Part of a data file:
* * * * * * * * *

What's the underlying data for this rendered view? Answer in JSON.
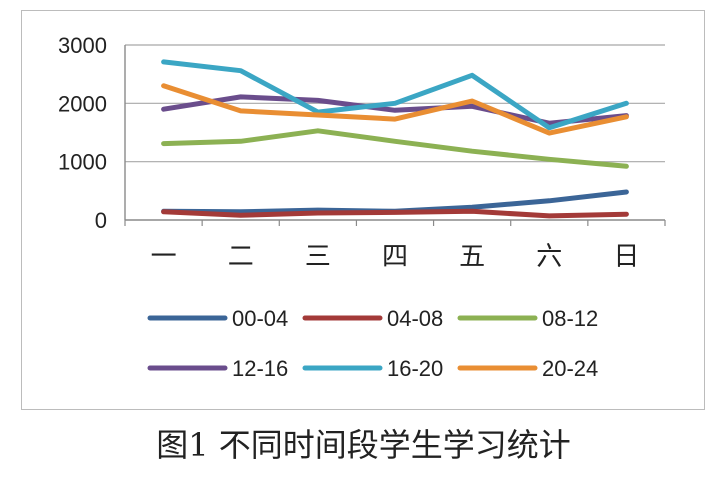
{
  "caption": "图1 不同时间段学生学习统计",
  "chart_data": {
    "type": "line",
    "categories": [
      "一",
      "二",
      "三",
      "四",
      "五",
      "六",
      "日"
    ],
    "ylim": [
      0,
      3000
    ],
    "yticks": [
      0,
      1000,
      2000,
      3000
    ],
    "ytick_labels": [
      "0",
      "1000",
      "2000",
      "3000"
    ],
    "grid": true,
    "legend_position": "bottom",
    "series": [
      {
        "name": "00-04",
        "color": "#3B6597",
        "values": [
          150,
          140,
          170,
          150,
          220,
          330,
          480
        ]
      },
      {
        "name": "04-08",
        "color": "#A33A38",
        "values": [
          140,
          80,
          120,
          130,
          150,
          70,
          100
        ]
      },
      {
        "name": "08-12",
        "color": "#8CB153",
        "values": [
          1310,
          1350,
          1530,
          1350,
          1180,
          1040,
          920
        ]
      },
      {
        "name": "12-16",
        "color": "#6A4D8C",
        "values": [
          1900,
          2110,
          2050,
          1880,
          1950,
          1660,
          1790
        ]
      },
      {
        "name": "16-20",
        "color": "#3BA6C4",
        "values": [
          2710,
          2560,
          1850,
          2000,
          2480,
          1580,
          2000
        ]
      },
      {
        "name": "20-24",
        "color": "#E98E33",
        "values": [
          2300,
          1870,
          1800,
          1730,
          2040,
          1490,
          1770
        ]
      }
    ]
  }
}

* * * * * * * * *

→ Task directions:
Identify each line in the records above that contains the word "name", and copy it out in full.

→ Worked solution:
        "name": "00-04",
        "name": "04-08",
        "name": "08-12",
        "name": "12-16",
        "name": "16-20",
        "name": "20-24",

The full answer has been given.